>>>>
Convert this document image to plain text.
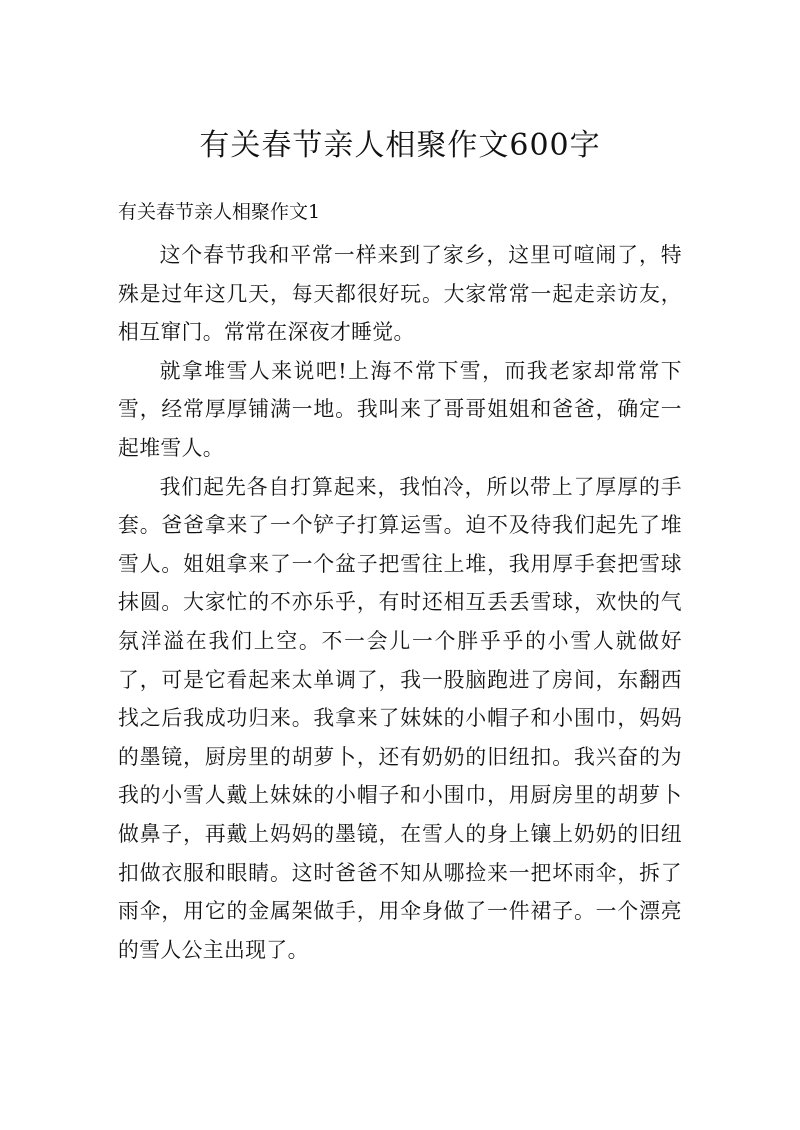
有关春节亲人相聚作文600字

有关春节亲人相聚作文1

这个春节我和平常一样来到了家乡，这里可喧闹了，特殊是过年这几天，每天都很好玩。大家常常一起走亲访友，相互窜门。常常在深夜才睡觉。

就拿堆雪人来说吧!上海不常下雪，而我老家却常常下雪，经常厚厚铺满一地。我叫来了哥哥姐姐和爸爸，确定一起堆雪人。

我们起先各自打算起来，我怕冷，所以带上了厚厚的手套。爸爸拿来了一个铲子打算运雪。迫不及待我们起先了堆雪人。姐姐拿来了一个盆子把雪往上堆，我用厚手套把雪球抹圆。大家忙的不亦乐乎，有时还相互丢丢雪球，欢快的气氛洋溢在我们上空。不一会儿一个胖乎乎的小雪人就做好了，可是它看起来太单调了，我一股脑跑进了房间，东翻西找之后我成功归来。我拿来了妹妹的小帽子和小围巾，妈妈的墨镜，厨房里的胡萝卜，还有奶奶的旧纽扣。我兴奋的为我的小雪人戴上妹妹的小帽子和小围巾，用厨房里的胡萝卜做鼻子，再戴上妈妈的墨镜，在雪人的身上镶上奶奶的旧纽扣做衣服和眼睛。这时爸爸不知从哪捡来一把坏雨伞，拆了雨伞，用它的金属架做手，用伞身做了一件裙子。一个漂亮的雪人公主出现了。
<<<<
EXERCISE INSTRUCTIONS ▸
The pictures should not appear in the copy; every other part of the records above must be returned exactly.

TASK OUTPUT ▸
Convert this document image to plain text.
有关春节亲人相聚作文600字

有关春节亲人相聚作文1

这个春节我和平常一样来到了家乡，这里可喧闹了，特殊是过年这几天，每天都很好玩。大家常常一起走亲访友，相互窜门。常常在深夜才睡觉。

就拿堆雪人来说吧!上海不常下雪，而我老家却常常下雪，经常厚厚铺满一地。我叫来了哥哥姐姐和爸爸，确定一起堆雪人。

我们起先各自打算起来，我怕冷，所以带上了厚厚的手套。爸爸拿来了一个铲子打算运雪。迫不及待我们起先了堆雪人。姐姐拿来了一个盆子把雪往上堆，我用厚手套把雪球抹圆。大家忙的不亦乐乎，有时还相互丢丢雪球，欢快的气氛洋溢在我们上空。不一会儿一个胖乎乎的小雪人就做好了，可是它看起来太单调了，我一股脑跑进了房间，东翻西找之后我成功归来。我拿来了妹妹的小帽子和小围巾，妈妈的墨镜，厨房里的胡萝卜，还有奶奶的旧纽扣。我兴奋的为我的小雪人戴上妹妹的小帽子和小围巾，用厨房里的胡萝卜做鼻子，再戴上妈妈的墨镜，在雪人的身上镶上奶奶的旧纽扣做衣服和眼睛。这时爸爸不知从哪捡来一把坏雨伞，拆了雨伞，用它的金属架做手，用伞身做了一件裙子。一个漂亮的雪人公主出现了。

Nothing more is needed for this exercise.